__Given problem__
Filter these entries so that only lines with the word "Tyler" remain.

__Dataset rows__
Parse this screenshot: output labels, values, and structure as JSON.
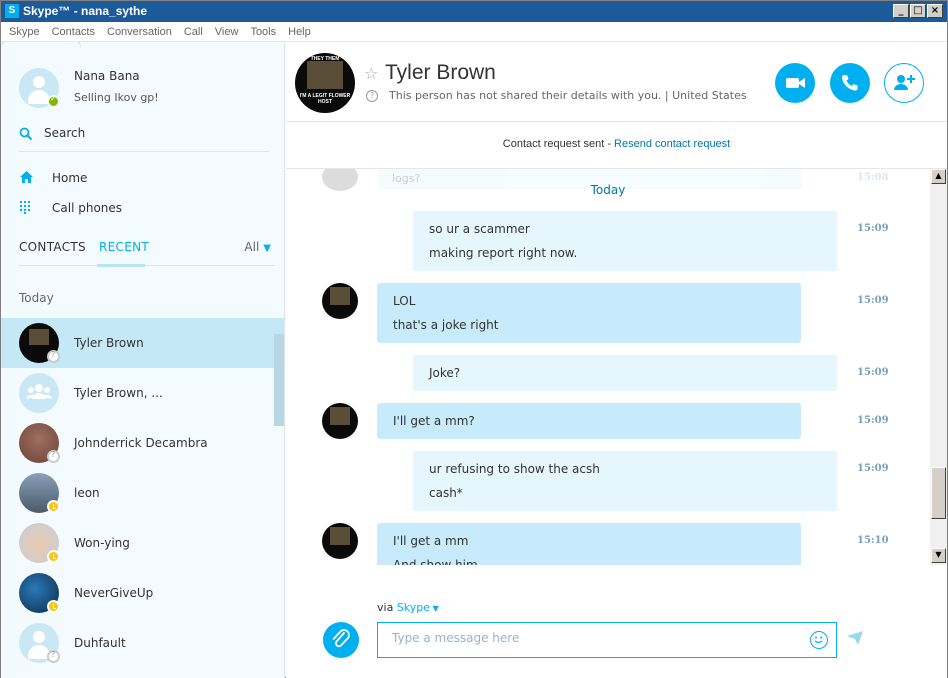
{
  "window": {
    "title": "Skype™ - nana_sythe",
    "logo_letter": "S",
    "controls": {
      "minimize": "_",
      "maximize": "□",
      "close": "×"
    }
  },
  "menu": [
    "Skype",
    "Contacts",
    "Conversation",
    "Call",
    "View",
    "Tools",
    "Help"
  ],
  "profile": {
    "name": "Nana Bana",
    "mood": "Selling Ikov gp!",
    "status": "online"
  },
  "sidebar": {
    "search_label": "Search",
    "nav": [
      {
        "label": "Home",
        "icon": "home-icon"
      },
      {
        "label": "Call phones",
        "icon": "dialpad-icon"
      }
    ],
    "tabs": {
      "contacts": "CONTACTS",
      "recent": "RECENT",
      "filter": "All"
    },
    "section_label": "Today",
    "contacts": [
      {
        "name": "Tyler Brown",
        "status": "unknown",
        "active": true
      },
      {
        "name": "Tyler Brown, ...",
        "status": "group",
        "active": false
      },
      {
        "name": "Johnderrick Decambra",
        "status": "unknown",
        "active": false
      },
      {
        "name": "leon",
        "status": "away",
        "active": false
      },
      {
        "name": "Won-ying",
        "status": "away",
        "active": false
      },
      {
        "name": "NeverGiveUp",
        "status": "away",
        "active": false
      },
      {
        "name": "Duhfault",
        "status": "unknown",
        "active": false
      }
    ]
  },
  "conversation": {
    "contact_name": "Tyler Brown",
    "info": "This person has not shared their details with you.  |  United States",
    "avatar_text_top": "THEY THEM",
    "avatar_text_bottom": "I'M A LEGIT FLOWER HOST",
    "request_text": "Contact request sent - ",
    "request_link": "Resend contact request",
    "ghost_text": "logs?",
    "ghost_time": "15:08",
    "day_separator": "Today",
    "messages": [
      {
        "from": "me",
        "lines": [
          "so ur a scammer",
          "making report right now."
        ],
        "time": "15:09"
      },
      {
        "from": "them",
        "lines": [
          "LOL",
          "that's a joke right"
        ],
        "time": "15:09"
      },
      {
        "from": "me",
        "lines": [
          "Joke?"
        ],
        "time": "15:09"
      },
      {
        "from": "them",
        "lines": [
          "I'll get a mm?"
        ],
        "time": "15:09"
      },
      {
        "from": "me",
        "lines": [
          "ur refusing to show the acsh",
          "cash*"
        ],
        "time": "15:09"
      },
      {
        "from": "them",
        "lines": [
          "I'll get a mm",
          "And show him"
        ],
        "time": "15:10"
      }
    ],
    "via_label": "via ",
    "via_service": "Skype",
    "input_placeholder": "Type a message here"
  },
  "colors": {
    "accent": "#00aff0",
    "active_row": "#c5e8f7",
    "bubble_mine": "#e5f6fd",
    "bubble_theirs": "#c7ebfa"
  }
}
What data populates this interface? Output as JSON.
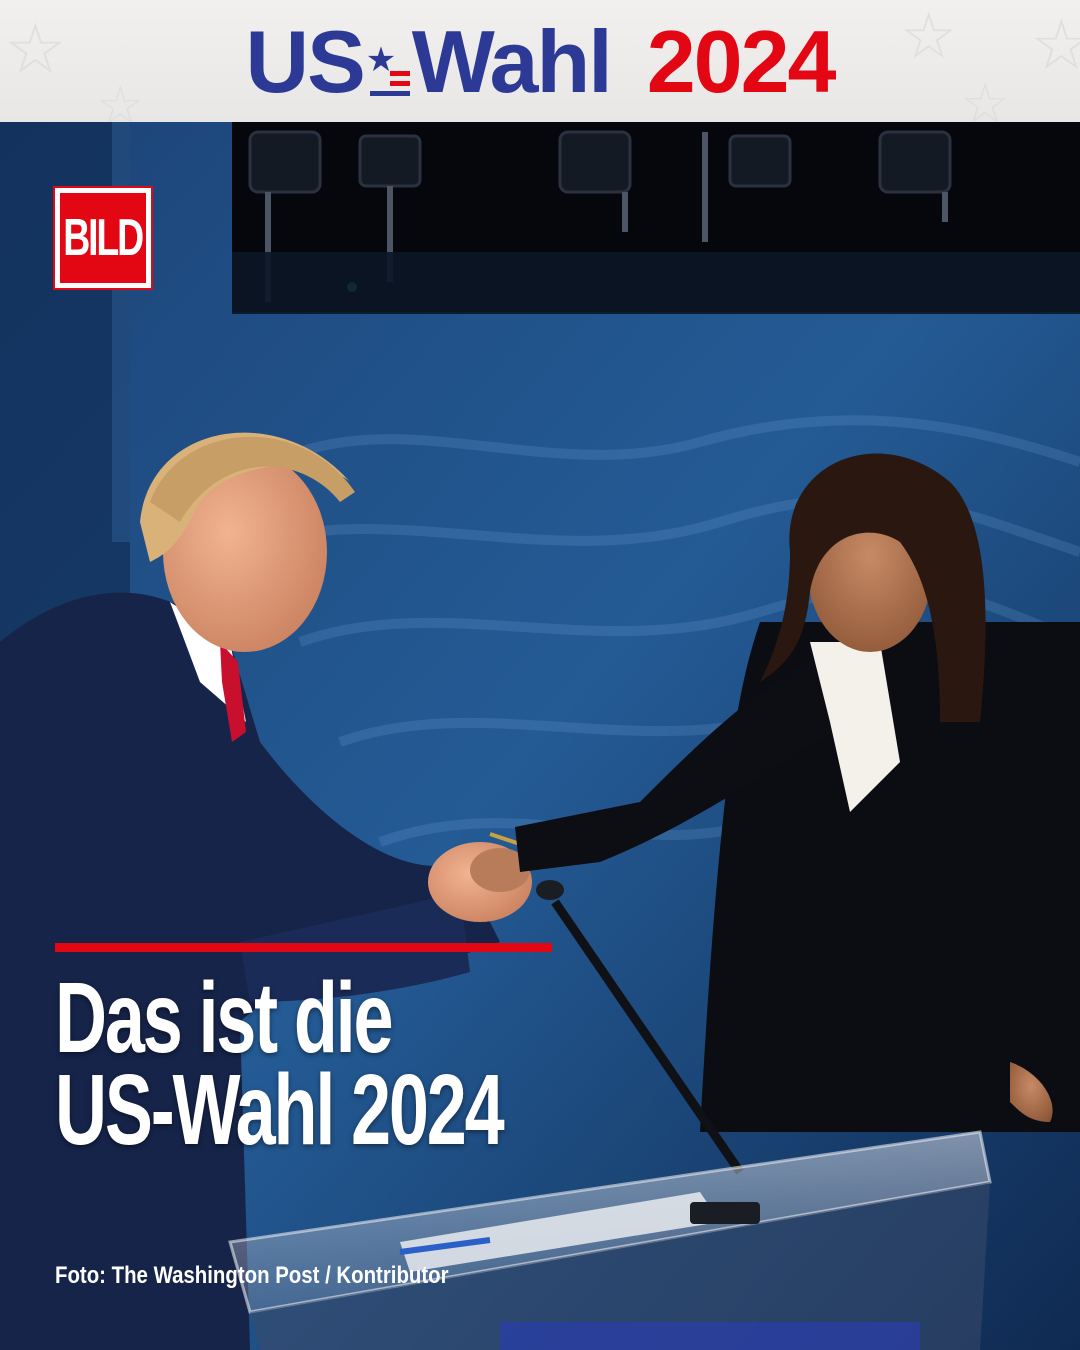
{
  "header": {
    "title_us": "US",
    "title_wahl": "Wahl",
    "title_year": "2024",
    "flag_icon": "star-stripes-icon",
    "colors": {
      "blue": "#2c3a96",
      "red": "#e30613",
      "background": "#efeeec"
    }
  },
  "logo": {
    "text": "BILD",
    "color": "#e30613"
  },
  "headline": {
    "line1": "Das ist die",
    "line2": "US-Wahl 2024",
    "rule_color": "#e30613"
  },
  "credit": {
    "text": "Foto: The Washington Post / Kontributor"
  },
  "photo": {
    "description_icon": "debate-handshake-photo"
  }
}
* * *
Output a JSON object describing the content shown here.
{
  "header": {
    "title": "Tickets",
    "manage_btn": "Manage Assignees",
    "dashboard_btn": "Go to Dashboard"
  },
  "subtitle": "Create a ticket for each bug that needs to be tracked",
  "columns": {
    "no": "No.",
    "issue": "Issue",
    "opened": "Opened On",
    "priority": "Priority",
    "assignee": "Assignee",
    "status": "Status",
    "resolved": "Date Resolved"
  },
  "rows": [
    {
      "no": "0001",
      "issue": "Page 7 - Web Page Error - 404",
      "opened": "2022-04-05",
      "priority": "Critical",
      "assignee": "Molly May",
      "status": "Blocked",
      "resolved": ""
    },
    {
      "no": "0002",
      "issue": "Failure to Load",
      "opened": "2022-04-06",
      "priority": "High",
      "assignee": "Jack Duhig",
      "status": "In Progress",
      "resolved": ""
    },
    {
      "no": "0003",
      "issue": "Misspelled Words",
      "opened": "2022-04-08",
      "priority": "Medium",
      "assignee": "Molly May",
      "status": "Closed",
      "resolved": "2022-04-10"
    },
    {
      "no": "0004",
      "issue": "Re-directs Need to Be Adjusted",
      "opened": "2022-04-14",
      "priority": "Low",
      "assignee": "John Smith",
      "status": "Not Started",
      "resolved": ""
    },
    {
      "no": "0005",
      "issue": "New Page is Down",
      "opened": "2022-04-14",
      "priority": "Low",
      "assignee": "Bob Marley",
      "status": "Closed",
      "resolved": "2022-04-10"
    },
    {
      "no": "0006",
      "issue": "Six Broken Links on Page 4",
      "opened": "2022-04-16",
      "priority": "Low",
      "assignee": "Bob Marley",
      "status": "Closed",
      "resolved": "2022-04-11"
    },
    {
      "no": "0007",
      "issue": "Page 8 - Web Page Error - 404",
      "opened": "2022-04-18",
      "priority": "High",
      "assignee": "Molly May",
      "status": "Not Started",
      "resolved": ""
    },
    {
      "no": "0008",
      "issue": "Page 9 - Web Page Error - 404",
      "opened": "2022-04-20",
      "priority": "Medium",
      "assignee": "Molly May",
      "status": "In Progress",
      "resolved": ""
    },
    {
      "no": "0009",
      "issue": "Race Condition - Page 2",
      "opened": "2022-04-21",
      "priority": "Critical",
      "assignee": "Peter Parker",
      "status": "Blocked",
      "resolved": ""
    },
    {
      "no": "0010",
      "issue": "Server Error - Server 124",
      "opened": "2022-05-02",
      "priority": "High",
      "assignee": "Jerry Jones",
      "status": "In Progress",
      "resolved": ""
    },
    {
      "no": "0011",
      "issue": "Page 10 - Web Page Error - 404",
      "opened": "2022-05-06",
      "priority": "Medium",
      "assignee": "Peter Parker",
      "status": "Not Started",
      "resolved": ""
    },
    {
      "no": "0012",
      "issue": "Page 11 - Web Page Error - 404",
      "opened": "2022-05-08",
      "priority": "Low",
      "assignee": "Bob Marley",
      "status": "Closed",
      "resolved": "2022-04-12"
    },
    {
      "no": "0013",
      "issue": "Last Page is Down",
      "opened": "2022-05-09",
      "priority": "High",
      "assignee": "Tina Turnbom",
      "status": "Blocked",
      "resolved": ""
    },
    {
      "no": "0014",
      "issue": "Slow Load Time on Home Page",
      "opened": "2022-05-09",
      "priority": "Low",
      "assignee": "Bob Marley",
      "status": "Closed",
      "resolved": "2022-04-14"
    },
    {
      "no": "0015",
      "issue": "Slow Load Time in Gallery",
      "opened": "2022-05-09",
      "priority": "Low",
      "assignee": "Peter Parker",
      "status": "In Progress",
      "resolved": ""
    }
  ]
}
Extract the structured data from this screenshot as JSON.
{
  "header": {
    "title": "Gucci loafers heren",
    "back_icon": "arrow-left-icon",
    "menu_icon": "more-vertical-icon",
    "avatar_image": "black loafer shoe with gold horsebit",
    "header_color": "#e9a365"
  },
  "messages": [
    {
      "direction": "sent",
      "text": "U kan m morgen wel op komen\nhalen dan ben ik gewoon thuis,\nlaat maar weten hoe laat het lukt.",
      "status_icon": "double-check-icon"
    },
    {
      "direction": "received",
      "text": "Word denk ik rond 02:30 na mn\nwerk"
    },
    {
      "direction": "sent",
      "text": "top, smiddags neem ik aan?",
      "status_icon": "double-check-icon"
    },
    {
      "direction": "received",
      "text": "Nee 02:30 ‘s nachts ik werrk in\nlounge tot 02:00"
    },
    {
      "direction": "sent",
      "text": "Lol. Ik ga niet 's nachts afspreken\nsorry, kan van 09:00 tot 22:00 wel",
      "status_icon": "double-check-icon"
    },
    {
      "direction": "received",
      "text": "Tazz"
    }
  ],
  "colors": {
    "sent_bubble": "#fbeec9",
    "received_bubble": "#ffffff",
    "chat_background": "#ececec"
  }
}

__Worked solution__
        "name": "Tyler Brown",
        "name": "Tyler Brown, ...",
    "contact_name": "Tyler Brown",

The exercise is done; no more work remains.